Exercise directions
Nothing but the lines from the one containing "What does this" through the last line of the records below should be copied, exactly and without pictures.

━━ Data ━━

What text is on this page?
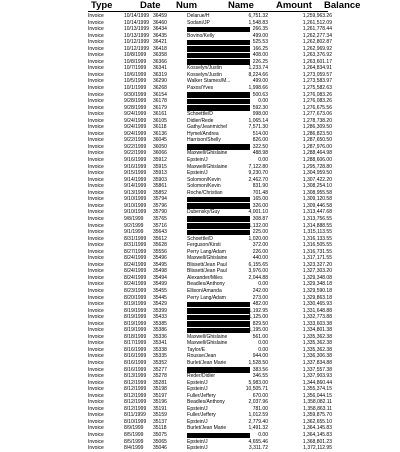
Type	Date Num	Name Amount Balance
Invoice	10/14/1999 36459	Delarue/H	6,751.32	1,259,963.26
Invoice	10/14/1999 36460	Sodani/JP	1,548.83	1,261,512.09
Invoice	10/13/1999 36434	266.35	1,261,778.44
Invoice	10/13/1999 36435	Bovino/Kelly	499.00	1,262,277.34
Invoice	10/12/1999 36421	525.53	1,262,802.87
Invoice	10/12/1999 36418	166.25	1,262,969.92
Invoice	10/8/1999 36358	408.00	1,263,376.92
Invoice	10/8/1999 36366	226.25	1,263,601.17
Invoice	10/7/1999 36341	Kosselyn/Justin	1,233.74	1,264,834.91
Invoice	10/6/1999 36319	Kosselyn/Justin	8,224.66	1,273,059.57
Invoice	10/5/1999 36290	Walker Stames/M...	499.00	1,273,583.97
Invoice	10/1/1999 36268	Paxos/Yves	1,998.66	1,275,582.63
Invoice	9/30/1999 36154	500.63	1,276,083.26
Invoice	9/28/1999 36178	0.00	1,276,083.26
Invoice	9/28/1999 36179	592.30	1,276,675.56
Invoice	9/24/1999 36161	Schoettle/D	998.00	1,277,673.06
Invoice	9/24/1999 36105	Didier/Rede	1,065.14	1,278,738.20
Invoice	9/24/1999 36118	Gathy/Jeanmichel	7,571.30	1,286,309.50
Invoice	9/24/1999 36136	Hymel/Andrea	514.00	1,286,823.50
Invoice	9/22/1999 36045	Harrison/Shelly	826.00	1,287,650.50
Invoice	9/22/1999 36050	322.50	1,287,976.00
Invoice	9/22/1999 36066	Maxwell/Ghislaine	488.98	1,288,464.98
Invoice	9/16/1999 35912	Epstein/J	0.00	1,288,606.00
Invoice	9/16/1999 35915	Maxwell/Ghislaine	7,122.80	1,295,728.80
Invoice	9/15/1999 35913	Epstein/J	9,230.70	1,304,959.50
Invoice	9/14/1999 35903	Solomon/Kevin	2,462.70	1,307,422.20
Invoice	9/14/1999 35861	Solomon/Kevin	831.90	1,308,254.10
Invoice	9/13/1999 35852	Roche/Christian	701.48	1,308,955.58
Invoice	9/10/1999 35794	165.00	1,309,120.58
Invoice	9/10/1999 35796	326.00	1,309,446.58
Invoice	9/10/1999 35790	Dubensky/Guy	4,001.10	1,313,447.68
Invoice	9/8/1999 35765	308.87	1,313,756.55
Invoice	9/2/1999 35716	1,132.00	1,314,888.55
Invoice	9/1/1999 35643	225.00	1,315,113.55
Invoice	8/31/1999 35612	Schoettle/D	1,020.00	1,316,133.55
Invoice	8/31/1999 35628	Ferguson/Kirsti	372.00	1,316,505.55
Invoice	8/27/1999 35556	Perry Lang/Adam	226.00	1,316,731.55
Invoice	8/24/1999 35496	Maxwell/Ghislaine	440.00	1,317,171.55
Invoice	8/24/1999 35495	Blissett/Jean Paul	6,155.65	1,323,327.20
Invoice	8/24/1999 35498	Blissett/Jean Paul	3,976.00	1,327,303.20
Invoice	8/24/1999 35494	Alexander/Miles	2,044.88	1,329,348.08
Invoice	8/24/1999 35499	Beadles/Anthony	0.00	1,329,348.18
Invoice	8/23/1999 35455	Ellison/Amanda	242.00	1,329,590.18
Invoice	8/20/1999 35445	Perry Lang/Adam	273.00	1,329,863.18
Invoice	8/19/1999 35429	482.00	1,330,465.93
Invoice	8/19/1999 35399	1,192.95	1,331,648.88
Invoice	8/19/1999 35433	1,125.00	1,332,773.88
Invoice	8/19/1999 35385	829.50	1,333,603.38
Invoice	8/19/1999 35386	1,195.00	1,334,801.38
Invoice	8/18/1999 35336	Maxwell/Ghislaine	561.00	1,335,362.38
Invoice	8/17/1999 35341	Maxwell/Ghislaine	0.00	1,335,362.38
Invoice	8/16/1999 35338	Taylor/E	0.00	1,335,362.38
Invoice	8/16/1999 35335	Rousse/Jean	944.00	1,336,306.38
Invoice	8/16/1999 35352	Burlet/Jean Marie	1,528.50	1,337,834.88
Invoice	8/16/1999 35277	383.56	1,337,557.38
Invoice	8/13/1999 35278	Reder/Didier	346.55	1,337,903.93
Invoice	8/12/1999 35281	Epstein/J	5,983.00	1,344,860.44
Invoice	8/12/1999 35198	Epstein/J	10,505.71	1,355,374.15
Invoice	8/12/1999 35197	Fuller/Jeffery	670.00	1,356,044.15
Invoice	8/12/1999 35196	Beadles/Anthony	2,037.96	1,358,082.11
Invoice	8/12/1999 35191	Epstein/J	781.00	1,358,863.11
Invoice	8/11/1999 35159	Fuller/Jeffery	1,012.59	1,359,875.70
Invoice	8/10/1999 35137	Epstein/J	2,779.40	1,362,655.10
Invoice	8/9/1999 35118	Burlet/Jean Marie	1,491.32	1,364,145.83
Invoice	8/5/1999 35075	0.00	1,364,145.83
Invoice	8/5/1999 35065	Epstein/J	4,655.46	1,368,801.23
Invoice	8/4/1999 35046	Epstein/J	3,311.72	1,372,112.95
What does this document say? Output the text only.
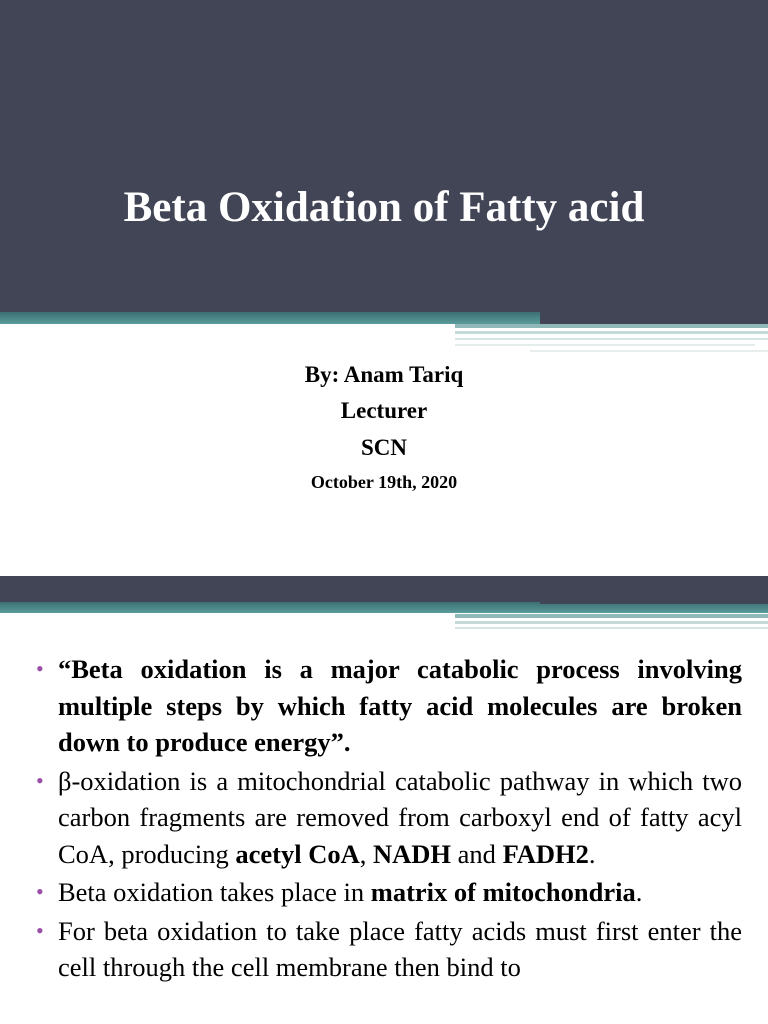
Beta Oxidation of Fatty acid
By: Anam Tariq
Lecturer
SCN
October 19th, 2020
• “Beta oxidation is a major catabolic process involving multiple steps by which fatty acid molecules are broken down to produce energy”.
• β-oxidation is a mitochondrial catabolic pathway in which two carbon fragments are removed from carboxyl end of fatty acyl CoA, producing acetyl CoA, NADH and FADH2.
• Beta oxidation takes place in matrix of mitochondria.
• For beta oxidation to take place fatty acids must first enter the cell through the cell membrane then bind to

━━━

Written response
What does this document say? Output the text only.
Beta Oxidation of Fatty acid
By: Anam Tariq
Lecturer
SCN
October 19th, 2020
• “Beta oxidation is a major catabolic process involving multiple steps by which fatty acid molecules are broken down to produce energy”.
• β-oxidation is a mitochondrial catabolic pathway in which two carbon fragments are removed from carboxyl end of fatty acyl CoA, producing acetyl CoA, NADH and FADH2.
• Beta oxidation takes place in matrix of mitochondria.
• For beta oxidation to take place fatty acids must first enter the cell through the cell membrane then bind to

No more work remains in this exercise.